**STORED ROWS**.
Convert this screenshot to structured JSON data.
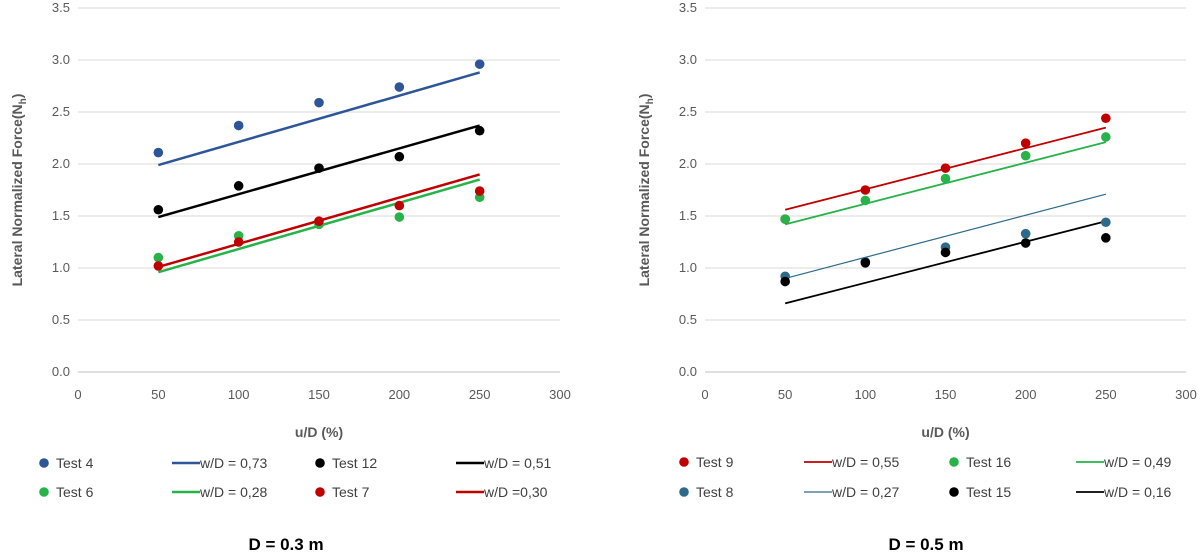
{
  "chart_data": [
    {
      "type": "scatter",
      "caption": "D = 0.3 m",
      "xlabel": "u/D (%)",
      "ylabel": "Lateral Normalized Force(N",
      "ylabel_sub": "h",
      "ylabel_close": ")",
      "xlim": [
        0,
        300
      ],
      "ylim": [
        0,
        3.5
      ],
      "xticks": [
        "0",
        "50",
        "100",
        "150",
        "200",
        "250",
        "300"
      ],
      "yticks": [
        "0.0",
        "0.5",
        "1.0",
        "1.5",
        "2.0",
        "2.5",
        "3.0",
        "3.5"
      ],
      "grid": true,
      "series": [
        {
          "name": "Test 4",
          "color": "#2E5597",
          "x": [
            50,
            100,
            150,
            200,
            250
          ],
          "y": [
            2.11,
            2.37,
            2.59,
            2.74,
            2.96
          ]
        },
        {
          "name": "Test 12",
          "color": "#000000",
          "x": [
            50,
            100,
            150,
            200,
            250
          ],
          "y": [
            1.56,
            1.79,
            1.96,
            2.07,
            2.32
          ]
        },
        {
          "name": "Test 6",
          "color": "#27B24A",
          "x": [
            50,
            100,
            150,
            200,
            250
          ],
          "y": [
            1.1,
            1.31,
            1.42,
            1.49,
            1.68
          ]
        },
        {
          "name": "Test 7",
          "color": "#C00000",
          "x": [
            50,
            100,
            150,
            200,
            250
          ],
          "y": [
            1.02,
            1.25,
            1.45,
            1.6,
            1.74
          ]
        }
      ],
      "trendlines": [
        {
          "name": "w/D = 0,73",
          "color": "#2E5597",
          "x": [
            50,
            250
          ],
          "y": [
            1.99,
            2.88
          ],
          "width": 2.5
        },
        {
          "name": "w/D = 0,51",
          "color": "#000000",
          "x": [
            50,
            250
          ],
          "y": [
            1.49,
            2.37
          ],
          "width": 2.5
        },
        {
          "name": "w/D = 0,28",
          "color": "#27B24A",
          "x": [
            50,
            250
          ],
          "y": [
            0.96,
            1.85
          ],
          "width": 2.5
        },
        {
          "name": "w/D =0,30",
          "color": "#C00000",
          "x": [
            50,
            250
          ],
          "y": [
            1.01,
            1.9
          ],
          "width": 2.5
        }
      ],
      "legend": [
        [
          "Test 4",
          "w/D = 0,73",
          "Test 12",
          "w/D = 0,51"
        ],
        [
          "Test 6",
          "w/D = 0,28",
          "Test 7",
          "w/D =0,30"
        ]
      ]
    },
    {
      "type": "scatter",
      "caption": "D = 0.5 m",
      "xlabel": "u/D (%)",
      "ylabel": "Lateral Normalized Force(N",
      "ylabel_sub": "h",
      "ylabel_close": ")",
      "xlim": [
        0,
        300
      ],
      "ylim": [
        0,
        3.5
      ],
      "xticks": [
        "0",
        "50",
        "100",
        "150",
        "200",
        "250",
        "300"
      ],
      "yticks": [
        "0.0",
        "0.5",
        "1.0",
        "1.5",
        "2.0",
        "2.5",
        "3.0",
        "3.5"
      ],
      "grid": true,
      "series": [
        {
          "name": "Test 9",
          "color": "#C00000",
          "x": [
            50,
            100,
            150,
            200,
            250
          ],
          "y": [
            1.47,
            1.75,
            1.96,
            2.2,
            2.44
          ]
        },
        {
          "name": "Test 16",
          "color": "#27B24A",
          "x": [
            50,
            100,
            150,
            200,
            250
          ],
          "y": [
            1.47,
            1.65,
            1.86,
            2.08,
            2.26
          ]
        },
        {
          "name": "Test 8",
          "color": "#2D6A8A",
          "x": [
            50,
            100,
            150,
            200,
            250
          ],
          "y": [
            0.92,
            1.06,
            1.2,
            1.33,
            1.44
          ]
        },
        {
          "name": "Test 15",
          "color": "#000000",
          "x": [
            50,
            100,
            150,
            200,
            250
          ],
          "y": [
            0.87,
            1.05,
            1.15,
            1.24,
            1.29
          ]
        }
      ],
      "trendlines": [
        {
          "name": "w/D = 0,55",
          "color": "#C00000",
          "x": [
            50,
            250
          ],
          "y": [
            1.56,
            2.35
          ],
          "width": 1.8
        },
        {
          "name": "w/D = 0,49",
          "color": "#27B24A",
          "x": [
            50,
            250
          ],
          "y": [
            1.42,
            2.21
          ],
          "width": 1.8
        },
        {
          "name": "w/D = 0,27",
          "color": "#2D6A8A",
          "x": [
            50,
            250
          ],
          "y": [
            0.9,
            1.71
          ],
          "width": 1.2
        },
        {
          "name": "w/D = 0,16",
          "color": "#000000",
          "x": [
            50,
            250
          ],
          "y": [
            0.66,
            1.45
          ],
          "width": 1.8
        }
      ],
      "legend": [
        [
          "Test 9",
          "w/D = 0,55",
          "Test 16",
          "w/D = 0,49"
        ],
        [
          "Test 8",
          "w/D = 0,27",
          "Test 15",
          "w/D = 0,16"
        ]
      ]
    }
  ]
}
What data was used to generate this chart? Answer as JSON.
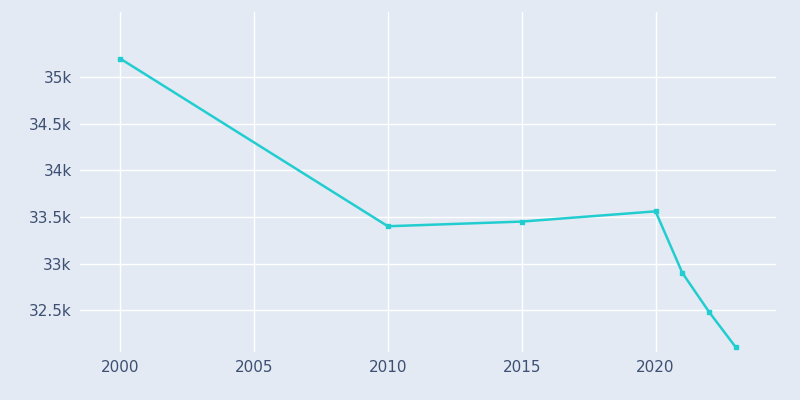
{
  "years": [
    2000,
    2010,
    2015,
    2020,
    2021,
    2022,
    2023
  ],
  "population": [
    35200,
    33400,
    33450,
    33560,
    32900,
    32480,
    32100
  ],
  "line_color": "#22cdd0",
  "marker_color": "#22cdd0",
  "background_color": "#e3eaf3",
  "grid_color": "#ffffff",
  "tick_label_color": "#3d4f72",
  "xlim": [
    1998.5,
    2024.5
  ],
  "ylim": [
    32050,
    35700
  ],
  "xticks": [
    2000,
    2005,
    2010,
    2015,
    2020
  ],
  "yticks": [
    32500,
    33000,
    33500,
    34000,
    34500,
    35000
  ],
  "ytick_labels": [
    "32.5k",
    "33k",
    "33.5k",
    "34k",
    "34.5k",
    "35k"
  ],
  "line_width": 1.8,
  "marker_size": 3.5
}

**THE TASK**.
Return every line containing "JSON".

**OUTPUT FOR THIS TASK**.
Convert this screenshot to structured JSON data.
What data was used to generate this chart? Answer as JSON.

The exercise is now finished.